* [LISTED RECORDS]

▬▬▬

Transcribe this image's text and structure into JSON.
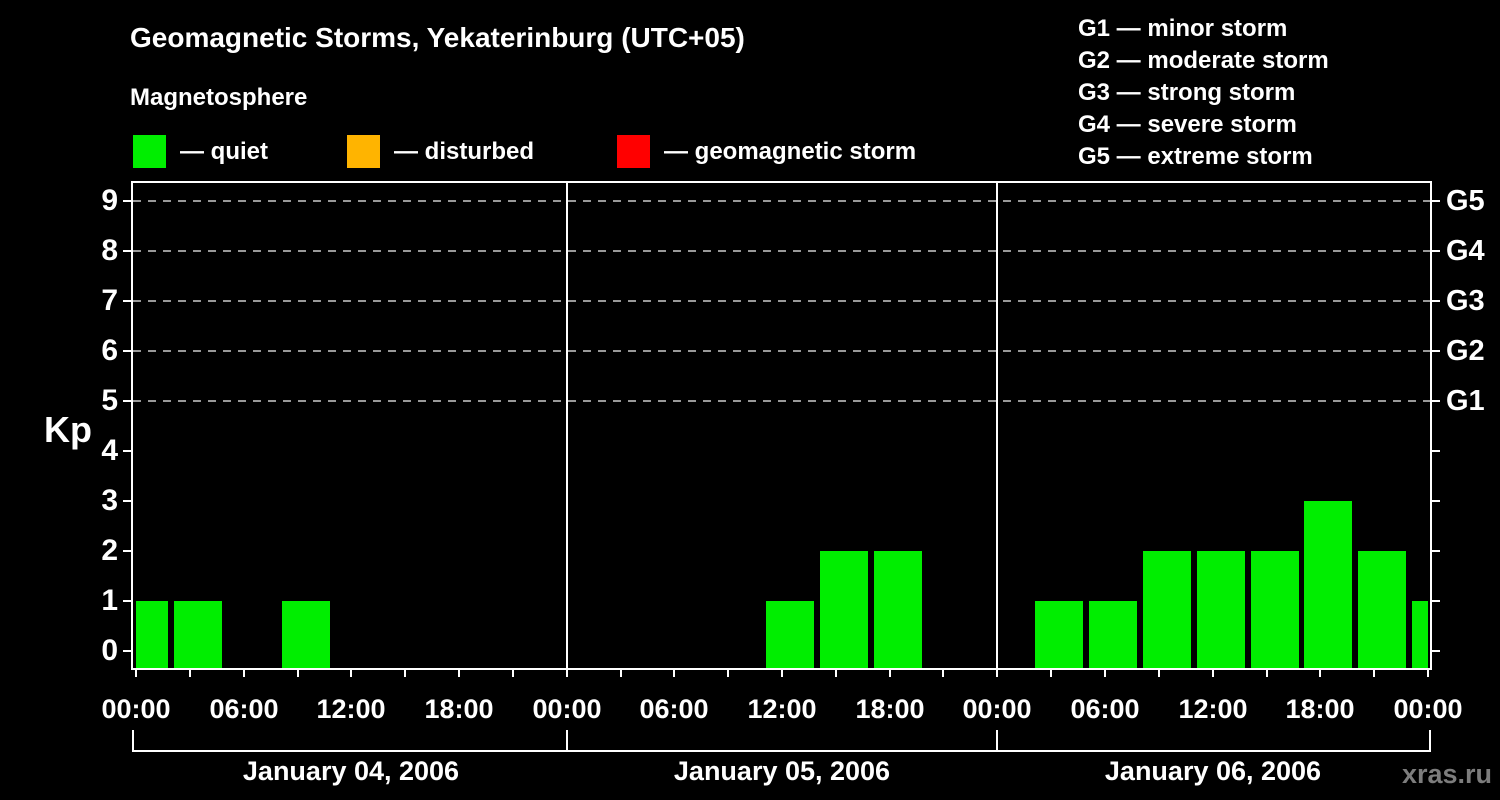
{
  "page": {
    "background": "#000000"
  },
  "header": {
    "title": "Geomagnetic Storms, Yekaterinburg (UTC+05)",
    "subtitle": "Magnetosphere"
  },
  "legend": {
    "items": [
      {
        "label": "— quiet",
        "color": "#00ee00"
      },
      {
        "label": "— disturbed",
        "color": "#ffb400"
      },
      {
        "label": "— geomagnetic storm",
        "color": "#ff0000"
      }
    ]
  },
  "g_scale_legend": [
    "G1 — minor storm",
    "G2 — moderate storm",
    "G3 — strong storm",
    "G4 — severe storm",
    "G5 — extreme storm"
  ],
  "watermark": "xras.ru",
  "chart_data": {
    "type": "bar",
    "ylabel": "Kp",
    "y_ticks": [
      0,
      1,
      2,
      3,
      4,
      5,
      6,
      7,
      8,
      9
    ],
    "ylim": [
      -0.4,
      9.4
    ],
    "grid": {
      "dashed_levels_kp": [
        5,
        6,
        7,
        8,
        9
      ],
      "color": "#999999"
    },
    "right_axis": {
      "labels": [
        {
          "text": "G5",
          "kp": 9
        },
        {
          "text": "G4",
          "kp": 8
        },
        {
          "text": "G3",
          "kp": 7
        },
        {
          "text": "G2",
          "kp": 6
        },
        {
          "text": "G1",
          "kp": 5
        }
      ]
    },
    "x_axis": {
      "minor_tick_hours": 3,
      "major_label_hours": 6,
      "labels": [
        "00:00",
        "06:00",
        "12:00",
        "18:00",
        "00:00",
        "06:00",
        "12:00",
        "18:00",
        "00:00",
        "06:00",
        "12:00",
        "18:00",
        "00:00"
      ]
    },
    "interval_hours": 3,
    "days": [
      {
        "date": "January 04, 2006",
        "kp": [
          1,
          1,
          0,
          1,
          0,
          0,
          0,
          0
        ]
      },
      {
        "date": "January 05, 2006",
        "kp": [
          0,
          0,
          0,
          0,
          1,
          2,
          2,
          0
        ]
      },
      {
        "date": "January 06, 2006",
        "kp": [
          0,
          1,
          1,
          2,
          2,
          2,
          3,
          2
        ]
      }
    ],
    "next_day_partial_kp": 1,
    "color_rule": {
      "quiet_max_kp": 3,
      "disturbed_kp": 4,
      "storm_min_kp": 5
    }
  }
}
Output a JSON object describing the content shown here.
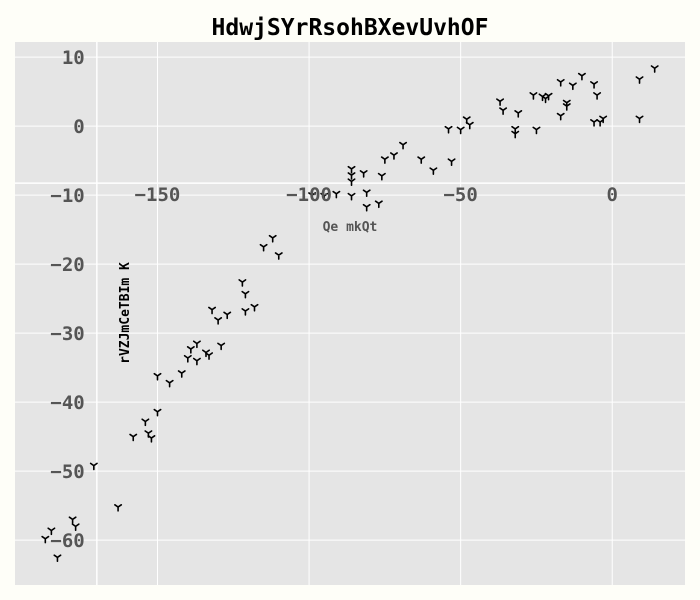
{
  "chart_data": {
    "type": "scatter",
    "title": "HdwjSYrRsohBXevUvhOF",
    "xlabel": "Qe mkQt",
    "ylabel": "rVZJmCeTBIm K",
    "xlim": [
      -197,
      24
    ],
    "ylim": [
      -66.5,
      12.2
    ],
    "x_ticks": [
      -150,
      -100,
      -50,
      0
    ],
    "x_tick_labels": [
      "−150",
      "−100",
      "−50",
      "0"
    ],
    "y_ticks": [
      10,
      0,
      -10,
      -20,
      -30,
      -40,
      -50,
      -60
    ],
    "y_tick_labels": [
      "10",
      "0",
      "−10",
      "−20",
      "−30",
      "−40",
      "−50",
      "−60"
    ],
    "grid": true,
    "marker": "tri_down",
    "colors": {
      "background": "#fefef8",
      "plot_area": "#e5e5e5",
      "grid": "#ffffff",
      "marker": "#000000",
      "tick_label": "#555555",
      "xlabel": "#555555",
      "ylabel": "#000000",
      "title": "#000000"
    },
    "points": [
      [
        -187,
        -59.8
      ],
      [
        -185,
        -58.6
      ],
      [
        -183,
        -62.5
      ],
      [
        -178,
        -57.0
      ],
      [
        -177,
        -58.0
      ],
      [
        -171,
        -49.2
      ],
      [
        -163,
        -55.2
      ],
      [
        -158,
        -45.0
      ],
      [
        -154,
        -42.8
      ],
      [
        -153,
        -44.5
      ],
      [
        -152,
        -45.2
      ],
      [
        -150,
        -36.2
      ],
      [
        -150,
        -41.4
      ],
      [
        -146,
        -37.2
      ],
      [
        -142,
        -35.8
      ],
      [
        -140,
        -33.6
      ],
      [
        -139,
        -32.3
      ],
      [
        -137,
        -34.0
      ],
      [
        -137,
        -31.5
      ],
      [
        -134,
        -32.8
      ],
      [
        -133,
        -33.2
      ],
      [
        -132,
        -26.6
      ],
      [
        -130,
        -28.1
      ],
      [
        -129,
        -31.8
      ],
      [
        -127,
        -27.3
      ],
      [
        -122,
        -22.6
      ],
      [
        -121,
        -24.3
      ],
      [
        -121,
        -26.8
      ],
      [
        -118,
        -26.2
      ],
      [
        -115,
        -17.5
      ],
      [
        -112,
        -16.2
      ],
      [
        -110,
        -18.7
      ],
      [
        -99,
        -10.0
      ],
      [
        -95,
        -10.1
      ],
      [
        -91,
        -9.8
      ],
      [
        -86,
        -10.1
      ],
      [
        -86,
        -8.0
      ],
      [
        -86,
        -7.1
      ],
      [
        -86,
        -6.2
      ],
      [
        -82,
        -6.8
      ],
      [
        -81,
        -11.7
      ],
      [
        -81,
        -9.6
      ],
      [
        -77,
        -11.2
      ],
      [
        -76,
        -7.2
      ],
      [
        -75,
        -4.8
      ],
      [
        -72,
        -4.2
      ],
      [
        -69,
        -2.7
      ],
      [
        -63,
        -4.8
      ],
      [
        -59,
        -6.4
      ],
      [
        -54,
        -0.4
      ],
      [
        -53,
        -5.1
      ],
      [
        -50,
        -0.5
      ],
      [
        -48,
        1.0
      ],
      [
        -47,
        0.2
      ],
      [
        -37,
        3.6
      ],
      [
        -36,
        2.3
      ],
      [
        -32,
        -0.4
      ],
      [
        -32,
        -1.1
      ],
      [
        -31,
        1.9
      ],
      [
        -26,
        4.5
      ],
      [
        -25,
        -0.5
      ],
      [
        -23,
        4.3
      ],
      [
        -22,
        4.0
      ],
      [
        -21,
        4.4
      ],
      [
        -17,
        6.4
      ],
      [
        -17,
        1.5
      ],
      [
        -15,
        3.4
      ],
      [
        -15,
        2.9
      ],
      [
        -13,
        5.9
      ],
      [
        -10,
        7.3
      ],
      [
        -6,
        6.1
      ],
      [
        -6,
        0.6
      ],
      [
        -4,
        0.6
      ],
      [
        -5,
        4.5
      ],
      [
        -3,
        1.1
      ],
      [
        9,
        6.8
      ],
      [
        9,
        1.1
      ],
      [
        14,
        8.4
      ]
    ]
  }
}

▬▬▬

* [PROBLEM DESCRIPTION]
Output the records above exactly; leave out the pictures.

* [SOLUTION FOR THIS EXERCISE]
Transcribe this image's text and structure into JSON.
{
  "page": {
    "background": "#000000"
  },
  "header": {
    "title": "Geomagnetic Storms, Yekaterinburg (UTC+05)",
    "subtitle": "Magnetosphere"
  },
  "legend": {
    "items": [
      {
        "label": "— quiet",
        "color": "#00ee00"
      },
      {
        "label": "— disturbed",
        "color": "#ffb400"
      },
      {
        "label": "— geomagnetic storm",
        "color": "#ff0000"
      }
    ]
  },
  "g_scale_legend": [
    "G1 — minor storm",
    "G2 — moderate storm",
    "G3 — strong storm",
    "G4 — severe storm",
    "G5 — extreme storm"
  ],
  "watermark": "xras.ru",
  "chart_data": {
    "type": "bar",
    "ylabel": "Kp",
    "y_ticks": [
      0,
      1,
      2,
      3,
      4,
      5,
      6,
      7,
      8,
      9
    ],
    "ylim": [
      -0.4,
      9.4
    ],
    "grid": {
      "dashed_levels_kp": [
        5,
        6,
        7,
        8,
        9
      ],
      "color": "#999999"
    },
    "right_axis": {
      "labels": [
        {
          "text": "G5",
          "kp": 9
        },
        {
          "text": "G4",
          "kp": 8
        },
        {
          "text": "G3",
          "kp": 7
        },
        {
          "text": "G2",
          "kp": 6
        },
        {
          "text": "G1",
          "kp": 5
        }
      ]
    },
    "x_axis": {
      "minor_tick_hours": 3,
      "major_label_hours": 6,
      "labels": [
        "00:00",
        "06:00",
        "12:00",
        "18:00",
        "00:00",
        "06:00",
        "12:00",
        "18:00",
        "00:00",
        "06:00",
        "12:00",
        "18:00",
        "00:00"
      ]
    },
    "interval_hours": 3,
    "days": [
      {
        "date": "January 04, 2006",
        "kp": [
          1,
          1,
          0,
          1,
          0,
          0,
          0,
          0
        ]
      },
      {
        "date": "January 05, 2006",
        "kp": [
          0,
          0,
          0,
          0,
          1,
          2,
          2,
          0
        ]
      },
      {
        "date": "January 06, 2006",
        "kp": [
          0,
          1,
          1,
          2,
          2,
          2,
          3,
          2
        ]
      }
    ],
    "next_day_partial_kp": 1,
    "color_rule": {
      "quiet_max_kp": 3,
      "disturbed_kp": 4,
      "storm_min_kp": 5
    }
  }
}
Output a JSON object describing the content shown here.
{
  "chart_data": {
    "type": "scatter",
    "title": "HdwjSYrRsohBXevUvhOF",
    "xlabel": "Qe mkQt",
    "ylabel": "rVZJmCeTBIm K",
    "xlim": [
      -197,
      24
    ],
    "ylim": [
      -66.5,
      12.2
    ],
    "x_ticks": [
      -150,
      -100,
      -50,
      0
    ],
    "x_tick_labels": [
      "−150",
      "−100",
      "−50",
      "0"
    ],
    "y_ticks": [
      10,
      0,
      -10,
      -20,
      -30,
      -40,
      -50,
      -60
    ],
    "y_tick_labels": [
      "10",
      "0",
      "−10",
      "−20",
      "−30",
      "−40",
      "−50",
      "−60"
    ],
    "grid": true,
    "marker": "tri_down",
    "colors": {
      "background": "#fefef8",
      "plot_area": "#e5e5e5",
      "grid": "#ffffff",
      "marker": "#000000",
      "tick_label": "#555555",
      "xlabel": "#555555",
      "ylabel": "#000000",
      "title": "#000000"
    },
    "points": [
      [
        -187,
        -59.8
      ],
      [
        -185,
        -58.6
      ],
      [
        -183,
        -62.5
      ],
      [
        -178,
        -57.0
      ],
      [
        -177,
        -58.0
      ],
      [
        -171,
        -49.2
      ],
      [
        -163,
        -55.2
      ],
      [
        -158,
        -45.0
      ],
      [
        -154,
        -42.8
      ],
      [
        -153,
        -44.5
      ],
      [
        -152,
        -45.2
      ],
      [
        -150,
        -36.2
      ],
      [
        -150,
        -41.4
      ],
      [
        -146,
        -37.2
      ],
      [
        -142,
        -35.8
      ],
      [
        -140,
        -33.6
      ],
      [
        -139,
        -32.3
      ],
      [
        -137,
        -34.0
      ],
      [
        -137,
        -31.5
      ],
      [
        -134,
        -32.8
      ],
      [
        -133,
        -33.2
      ],
      [
        -132,
        -26.6
      ],
      [
        -130,
        -28.1
      ],
      [
        -129,
        -31.8
      ],
      [
        -127,
        -27.3
      ],
      [
        -122,
        -22.6
      ],
      [
        -121,
        -24.3
      ],
      [
        -121,
        -26.8
      ],
      [
        -118,
        -26.2
      ],
      [
        -115,
        -17.5
      ],
      [
        -112,
        -16.2
      ],
      [
        -110,
        -18.7
      ],
      [
        -99,
        -10.0
      ],
      [
        -95,
        -10.1
      ],
      [
        -91,
        -9.8
      ],
      [
        -86,
        -10.1
      ],
      [
        -86,
        -8.0
      ],
      [
        -86,
        -7.1
      ],
      [
        -86,
        -6.2
      ],
      [
        -82,
        -6.8
      ],
      [
        -81,
        -11.7
      ],
      [
        -81,
        -9.6
      ],
      [
        -77,
        -11.2
      ],
      [
        -76,
        -7.2
      ],
      [
        -75,
        -4.8
      ],
      [
        -72,
        -4.2
      ],
      [
        -69,
        -2.7
      ],
      [
        -63,
        -4.8
      ],
      [
        -59,
        -6.4
      ],
      [
        -54,
        -0.4
      ],
      [
        -53,
        -5.1
      ],
      [
        -50,
        -0.5
      ],
      [
        -48,
        1.0
      ],
      [
        -47,
        0.2
      ],
      [
        -37,
        3.6
      ],
      [
        -36,
        2.3
      ],
      [
        -32,
        -0.4
      ],
      [
        -32,
        -1.1
      ],
      [
        -31,
        1.9
      ],
      [
        -26,
        4.5
      ],
      [
        -25,
        -0.5
      ],
      [
        -23,
        4.3
      ],
      [
        -22,
        4.0
      ],
      [
        -21,
        4.4
      ],
      [
        -17,
        6.4
      ],
      [
        -17,
        1.5
      ],
      [
        -15,
        3.4
      ],
      [
        -15,
        2.9
      ],
      [
        -13,
        5.9
      ],
      [
        -10,
        7.3
      ],
      [
        -6,
        6.1
      ],
      [
        -6,
        0.6
      ],
      [
        -4,
        0.6
      ],
      [
        -5,
        4.5
      ],
      [
        -3,
        1.1
      ],
      [
        9,
        6.8
      ],
      [
        9,
        1.1
      ],
      [
        14,
        8.4
      ]
    ]
  }
}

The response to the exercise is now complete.